__Request__: Collect every line in the records below that contains the word "تنقسم".

[Collected data]

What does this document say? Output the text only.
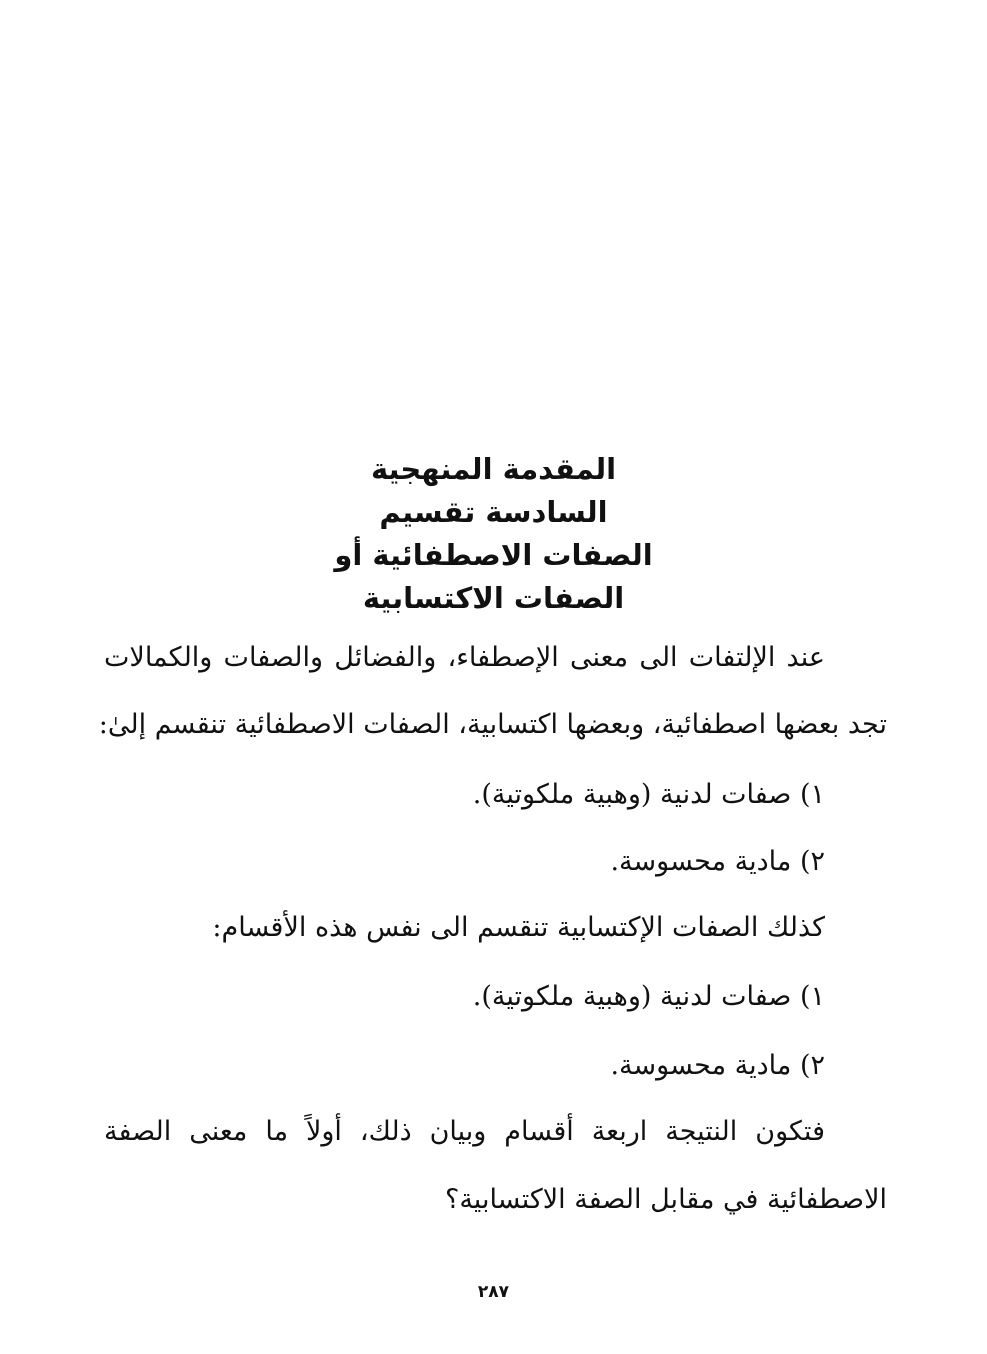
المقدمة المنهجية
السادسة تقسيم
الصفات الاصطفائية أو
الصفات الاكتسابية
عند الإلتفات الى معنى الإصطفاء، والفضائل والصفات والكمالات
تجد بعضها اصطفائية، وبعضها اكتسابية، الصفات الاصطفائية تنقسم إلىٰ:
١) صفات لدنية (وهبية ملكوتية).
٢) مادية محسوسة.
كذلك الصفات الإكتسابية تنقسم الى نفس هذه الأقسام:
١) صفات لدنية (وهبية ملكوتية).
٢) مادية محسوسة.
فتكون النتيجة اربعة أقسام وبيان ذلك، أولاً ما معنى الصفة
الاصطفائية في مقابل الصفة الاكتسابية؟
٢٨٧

__Answer to the problem__:
تجد بعضها اصطفائية، وبعضها اكتسابية، الصفات الاصطفائية تنقسم إلىٰ:
كذلك الصفات الإكتسابية تنقسم الى نفس هذه الأقسام:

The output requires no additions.